## [Material provided]
+-------+
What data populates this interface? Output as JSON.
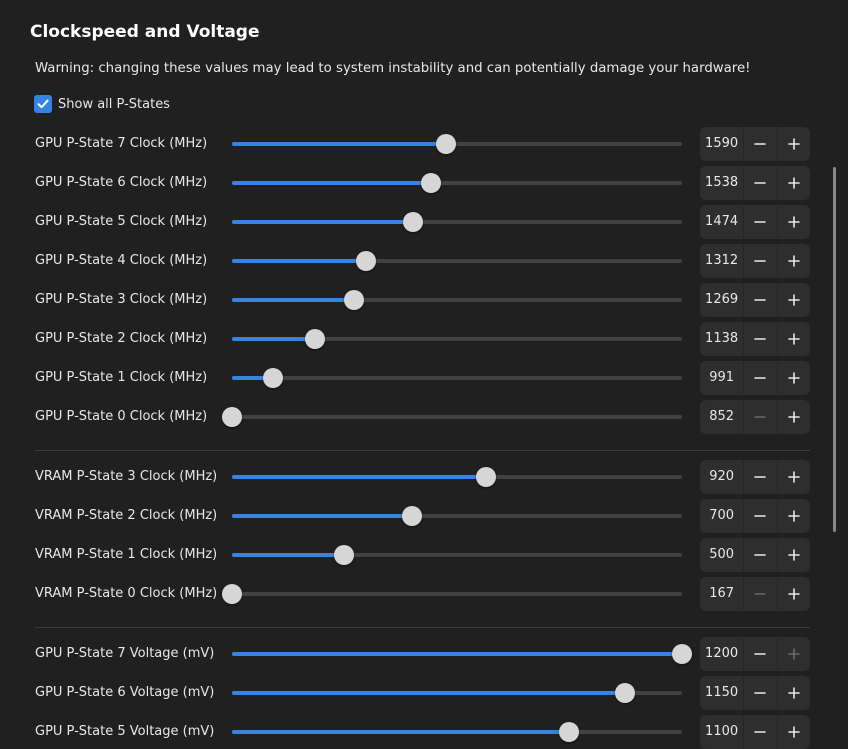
{
  "page": {
    "title": "Clockspeed and Voltage",
    "warning": "Warning: changing these values may lead to system instability and can potentially damage your hardware!",
    "show_all_pstates": {
      "label": "Show all P-States",
      "checked": true
    }
  },
  "colors": {
    "background": "#202020",
    "accent": "#3584e4",
    "track": "#424242",
    "thumb": "#d6d6d6",
    "spin_background": "#2e2e2e",
    "disabled_icon": "#6a6a6a"
  },
  "slider_groups": [
    {
      "name": "gpu-clock",
      "rows": [
        {
          "label": "GPU P-State 7 Clock (MHz)",
          "value": "1590",
          "level": 0.476,
          "minus_enabled": true,
          "plus_enabled": true
        },
        {
          "label": "GPU P-State 6 Clock (MHz)",
          "value": "1538",
          "level": 0.442,
          "minus_enabled": true,
          "plus_enabled": true
        },
        {
          "label": "GPU P-State 5 Clock (MHz)",
          "value": "1474",
          "level": 0.402,
          "minus_enabled": true,
          "plus_enabled": true
        },
        {
          "label": "GPU P-State 4 Clock (MHz)",
          "value": "1312",
          "level": 0.298,
          "minus_enabled": true,
          "plus_enabled": true
        },
        {
          "label": "GPU P-State 3 Clock (MHz)",
          "value": "1269",
          "level": 0.27,
          "minus_enabled": true,
          "plus_enabled": true
        },
        {
          "label": "GPU P-State 2 Clock (MHz)",
          "value": "1138",
          "level": 0.184,
          "minus_enabled": true,
          "plus_enabled": true
        },
        {
          "label": "GPU P-State 1 Clock (MHz)",
          "value": "991",
          "level": 0.09,
          "minus_enabled": true,
          "plus_enabled": true
        },
        {
          "label": "GPU P-State 0 Clock (MHz)",
          "value": "852",
          "level": 0.0,
          "minus_enabled": false,
          "plus_enabled": true
        }
      ]
    },
    {
      "name": "vram-clock",
      "rows": [
        {
          "label": "VRAM P-State 3 Clock (MHz)",
          "value": "920",
          "level": 0.564,
          "minus_enabled": true,
          "plus_enabled": true
        },
        {
          "label": "VRAM P-State 2 Clock (MHz)",
          "value": "700",
          "level": 0.399,
          "minus_enabled": true,
          "plus_enabled": true
        },
        {
          "label": "VRAM P-State 1 Clock (MHz)",
          "value": "500",
          "level": 0.249,
          "minus_enabled": true,
          "plus_enabled": true
        },
        {
          "label": "VRAM P-State 0 Clock (MHz)",
          "value": "167",
          "level": 0.0,
          "minus_enabled": false,
          "plus_enabled": true
        }
      ]
    },
    {
      "name": "gpu-voltage",
      "rows": [
        {
          "label": "GPU P-State 7 Voltage (mV)",
          "value": "1200",
          "level": 1.0,
          "minus_enabled": true,
          "plus_enabled": false
        },
        {
          "label": "GPU P-State 6 Voltage (mV)",
          "value": "1150",
          "level": 0.873,
          "minus_enabled": true,
          "plus_enabled": true
        },
        {
          "label": "GPU P-State 5 Voltage (mV)",
          "value": "1100",
          "level": 0.749,
          "minus_enabled": true,
          "plus_enabled": true
        }
      ]
    }
  ]
}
+-------+
## [Exercise details]
Pick out and copy every line that contains the word "name".

## [Exercise response]
      "name": "gpu-clock",
      "name": "vram-clock",
      "name": "gpu-voltage",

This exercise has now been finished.